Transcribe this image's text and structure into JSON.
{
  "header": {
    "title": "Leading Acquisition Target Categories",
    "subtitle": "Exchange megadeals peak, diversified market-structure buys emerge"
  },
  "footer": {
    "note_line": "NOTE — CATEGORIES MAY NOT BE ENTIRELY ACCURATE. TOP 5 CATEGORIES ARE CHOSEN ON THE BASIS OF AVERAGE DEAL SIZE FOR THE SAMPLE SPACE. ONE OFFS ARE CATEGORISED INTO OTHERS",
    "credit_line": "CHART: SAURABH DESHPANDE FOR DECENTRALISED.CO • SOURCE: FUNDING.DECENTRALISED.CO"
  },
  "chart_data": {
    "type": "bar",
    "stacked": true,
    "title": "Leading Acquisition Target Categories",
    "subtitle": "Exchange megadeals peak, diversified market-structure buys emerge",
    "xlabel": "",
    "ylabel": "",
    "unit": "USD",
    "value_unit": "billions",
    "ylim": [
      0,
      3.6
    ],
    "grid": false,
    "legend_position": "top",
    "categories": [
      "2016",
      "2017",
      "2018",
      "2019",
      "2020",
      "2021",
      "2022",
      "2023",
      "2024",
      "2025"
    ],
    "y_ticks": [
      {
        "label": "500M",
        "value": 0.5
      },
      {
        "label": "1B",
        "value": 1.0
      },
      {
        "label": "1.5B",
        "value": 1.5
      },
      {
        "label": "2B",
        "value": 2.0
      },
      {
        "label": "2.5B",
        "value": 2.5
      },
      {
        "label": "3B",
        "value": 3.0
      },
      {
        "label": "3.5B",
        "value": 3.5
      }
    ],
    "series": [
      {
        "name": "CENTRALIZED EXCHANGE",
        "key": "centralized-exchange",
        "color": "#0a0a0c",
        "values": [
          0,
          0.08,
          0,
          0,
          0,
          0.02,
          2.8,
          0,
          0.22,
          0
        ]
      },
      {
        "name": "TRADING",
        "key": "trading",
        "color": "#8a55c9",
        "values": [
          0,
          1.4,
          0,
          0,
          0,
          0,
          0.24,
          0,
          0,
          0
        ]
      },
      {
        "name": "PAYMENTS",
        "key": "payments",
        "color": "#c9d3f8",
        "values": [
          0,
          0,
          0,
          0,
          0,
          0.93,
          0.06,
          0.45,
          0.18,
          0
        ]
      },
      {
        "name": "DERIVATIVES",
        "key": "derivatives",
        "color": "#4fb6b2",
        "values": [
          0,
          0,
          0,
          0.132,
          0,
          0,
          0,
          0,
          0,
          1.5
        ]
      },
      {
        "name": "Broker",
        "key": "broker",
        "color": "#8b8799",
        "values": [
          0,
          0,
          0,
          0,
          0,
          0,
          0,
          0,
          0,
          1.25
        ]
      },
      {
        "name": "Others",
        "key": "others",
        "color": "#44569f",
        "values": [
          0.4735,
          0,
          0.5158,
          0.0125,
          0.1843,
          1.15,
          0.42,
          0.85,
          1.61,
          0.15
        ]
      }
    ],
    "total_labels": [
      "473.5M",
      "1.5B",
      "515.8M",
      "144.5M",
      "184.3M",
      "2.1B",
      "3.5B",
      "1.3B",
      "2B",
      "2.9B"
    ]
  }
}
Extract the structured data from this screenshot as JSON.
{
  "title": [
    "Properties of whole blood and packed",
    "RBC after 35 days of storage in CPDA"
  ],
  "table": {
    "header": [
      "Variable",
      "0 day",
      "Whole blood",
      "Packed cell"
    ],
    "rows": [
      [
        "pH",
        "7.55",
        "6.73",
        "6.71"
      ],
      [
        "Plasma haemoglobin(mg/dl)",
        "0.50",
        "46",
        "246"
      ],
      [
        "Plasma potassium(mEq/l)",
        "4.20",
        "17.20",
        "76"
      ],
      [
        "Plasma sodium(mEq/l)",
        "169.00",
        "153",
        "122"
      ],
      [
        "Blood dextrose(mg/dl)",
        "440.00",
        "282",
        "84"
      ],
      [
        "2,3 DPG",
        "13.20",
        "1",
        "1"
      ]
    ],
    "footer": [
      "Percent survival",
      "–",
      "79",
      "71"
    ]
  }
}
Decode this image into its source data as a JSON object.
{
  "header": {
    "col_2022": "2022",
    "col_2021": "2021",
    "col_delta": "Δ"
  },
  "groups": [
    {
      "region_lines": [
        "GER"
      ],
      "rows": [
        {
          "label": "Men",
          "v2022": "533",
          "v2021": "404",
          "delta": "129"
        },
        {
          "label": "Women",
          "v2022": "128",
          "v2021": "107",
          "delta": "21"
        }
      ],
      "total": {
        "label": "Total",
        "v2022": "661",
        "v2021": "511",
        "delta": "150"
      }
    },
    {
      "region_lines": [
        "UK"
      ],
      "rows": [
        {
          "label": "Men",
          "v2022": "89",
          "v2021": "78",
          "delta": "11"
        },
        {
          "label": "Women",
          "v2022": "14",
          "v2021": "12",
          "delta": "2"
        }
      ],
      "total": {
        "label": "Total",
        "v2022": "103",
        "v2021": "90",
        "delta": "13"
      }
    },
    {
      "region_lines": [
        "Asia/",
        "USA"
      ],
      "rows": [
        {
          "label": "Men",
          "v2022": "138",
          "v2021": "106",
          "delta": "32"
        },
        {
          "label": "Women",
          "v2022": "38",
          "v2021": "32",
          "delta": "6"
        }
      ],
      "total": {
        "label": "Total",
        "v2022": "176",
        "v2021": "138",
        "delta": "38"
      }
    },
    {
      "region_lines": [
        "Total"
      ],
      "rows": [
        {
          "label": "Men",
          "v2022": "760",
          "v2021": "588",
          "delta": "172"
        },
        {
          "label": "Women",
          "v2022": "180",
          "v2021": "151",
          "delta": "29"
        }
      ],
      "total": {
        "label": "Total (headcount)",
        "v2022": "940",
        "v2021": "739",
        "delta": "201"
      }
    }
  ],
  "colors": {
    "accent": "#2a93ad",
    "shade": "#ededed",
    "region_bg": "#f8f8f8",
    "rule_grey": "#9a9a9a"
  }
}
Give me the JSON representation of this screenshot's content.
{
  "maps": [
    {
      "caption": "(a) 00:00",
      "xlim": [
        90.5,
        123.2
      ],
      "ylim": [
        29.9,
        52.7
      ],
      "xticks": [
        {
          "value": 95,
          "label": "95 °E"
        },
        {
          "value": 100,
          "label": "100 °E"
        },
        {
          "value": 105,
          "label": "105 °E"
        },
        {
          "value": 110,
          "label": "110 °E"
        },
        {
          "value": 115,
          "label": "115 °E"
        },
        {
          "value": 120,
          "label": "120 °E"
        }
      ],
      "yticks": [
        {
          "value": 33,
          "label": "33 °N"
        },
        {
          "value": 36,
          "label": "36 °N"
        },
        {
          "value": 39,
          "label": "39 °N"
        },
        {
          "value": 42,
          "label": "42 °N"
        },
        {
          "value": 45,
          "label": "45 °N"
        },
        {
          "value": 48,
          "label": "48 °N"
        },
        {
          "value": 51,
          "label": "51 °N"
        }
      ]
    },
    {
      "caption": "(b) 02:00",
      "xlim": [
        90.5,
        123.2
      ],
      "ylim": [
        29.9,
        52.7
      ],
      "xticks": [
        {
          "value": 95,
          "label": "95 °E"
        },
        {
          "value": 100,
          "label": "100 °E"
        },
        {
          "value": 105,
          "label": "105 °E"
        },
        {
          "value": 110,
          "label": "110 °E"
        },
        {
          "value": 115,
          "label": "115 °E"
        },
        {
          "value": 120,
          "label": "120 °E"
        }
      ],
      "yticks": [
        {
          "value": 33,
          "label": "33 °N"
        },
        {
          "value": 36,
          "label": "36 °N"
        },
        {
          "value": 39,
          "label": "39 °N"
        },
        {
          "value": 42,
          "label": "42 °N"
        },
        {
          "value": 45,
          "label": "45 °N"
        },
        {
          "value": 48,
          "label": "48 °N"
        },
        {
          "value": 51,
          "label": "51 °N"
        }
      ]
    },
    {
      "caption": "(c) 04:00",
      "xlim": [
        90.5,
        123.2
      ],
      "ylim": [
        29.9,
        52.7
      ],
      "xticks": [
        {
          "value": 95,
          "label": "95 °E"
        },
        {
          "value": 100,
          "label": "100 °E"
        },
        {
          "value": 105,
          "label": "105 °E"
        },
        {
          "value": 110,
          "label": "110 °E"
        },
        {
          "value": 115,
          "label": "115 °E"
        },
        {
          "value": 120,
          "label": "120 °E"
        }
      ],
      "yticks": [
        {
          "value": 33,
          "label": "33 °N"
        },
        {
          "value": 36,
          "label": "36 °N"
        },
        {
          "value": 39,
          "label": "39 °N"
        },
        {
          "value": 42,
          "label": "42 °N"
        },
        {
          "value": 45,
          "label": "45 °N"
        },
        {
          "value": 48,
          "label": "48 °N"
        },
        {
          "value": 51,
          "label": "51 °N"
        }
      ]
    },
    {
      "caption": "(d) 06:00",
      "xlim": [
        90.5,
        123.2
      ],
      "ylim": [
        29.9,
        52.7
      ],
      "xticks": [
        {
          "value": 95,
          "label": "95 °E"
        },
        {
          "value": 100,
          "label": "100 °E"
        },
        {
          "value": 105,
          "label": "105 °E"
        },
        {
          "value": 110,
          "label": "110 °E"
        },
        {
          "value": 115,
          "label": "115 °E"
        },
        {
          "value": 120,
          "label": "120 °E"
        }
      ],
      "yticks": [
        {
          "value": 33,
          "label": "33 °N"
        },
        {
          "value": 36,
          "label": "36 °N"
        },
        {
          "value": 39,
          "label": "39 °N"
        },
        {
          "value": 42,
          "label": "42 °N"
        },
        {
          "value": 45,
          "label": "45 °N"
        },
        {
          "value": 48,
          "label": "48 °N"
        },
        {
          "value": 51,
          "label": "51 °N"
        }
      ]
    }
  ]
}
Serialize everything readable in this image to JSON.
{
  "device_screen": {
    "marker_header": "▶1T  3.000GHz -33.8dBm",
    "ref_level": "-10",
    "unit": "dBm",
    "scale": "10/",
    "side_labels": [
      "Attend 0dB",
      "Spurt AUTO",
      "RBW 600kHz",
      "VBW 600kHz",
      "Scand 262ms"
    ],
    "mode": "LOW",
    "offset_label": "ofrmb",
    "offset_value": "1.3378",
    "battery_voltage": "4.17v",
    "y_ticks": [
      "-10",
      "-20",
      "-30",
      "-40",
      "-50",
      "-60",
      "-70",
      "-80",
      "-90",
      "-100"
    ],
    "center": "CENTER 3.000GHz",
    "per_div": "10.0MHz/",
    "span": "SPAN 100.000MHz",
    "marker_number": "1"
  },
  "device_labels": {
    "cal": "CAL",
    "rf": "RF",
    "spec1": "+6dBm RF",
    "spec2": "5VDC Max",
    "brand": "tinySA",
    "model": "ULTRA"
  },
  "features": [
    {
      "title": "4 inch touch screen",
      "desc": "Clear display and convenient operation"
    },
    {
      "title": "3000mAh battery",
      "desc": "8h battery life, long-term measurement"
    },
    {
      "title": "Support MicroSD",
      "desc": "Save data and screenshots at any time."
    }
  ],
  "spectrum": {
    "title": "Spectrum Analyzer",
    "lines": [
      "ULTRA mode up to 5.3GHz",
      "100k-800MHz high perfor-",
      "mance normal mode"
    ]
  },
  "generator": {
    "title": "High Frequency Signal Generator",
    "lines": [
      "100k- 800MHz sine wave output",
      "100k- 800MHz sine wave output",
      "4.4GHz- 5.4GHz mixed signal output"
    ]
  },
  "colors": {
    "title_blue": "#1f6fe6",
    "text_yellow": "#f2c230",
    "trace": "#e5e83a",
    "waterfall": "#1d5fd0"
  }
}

■ WHAT IS BEING ASKED ■
Copy each line of the records above that carries the word "buys".

■ WRITTEN REPLY ■
    "subtitle": "Exchange megadeals peak, diversified market-structure buys emerge"
    "subtitle": "Exchange megadeals peak, diversified market-structure buys emerge",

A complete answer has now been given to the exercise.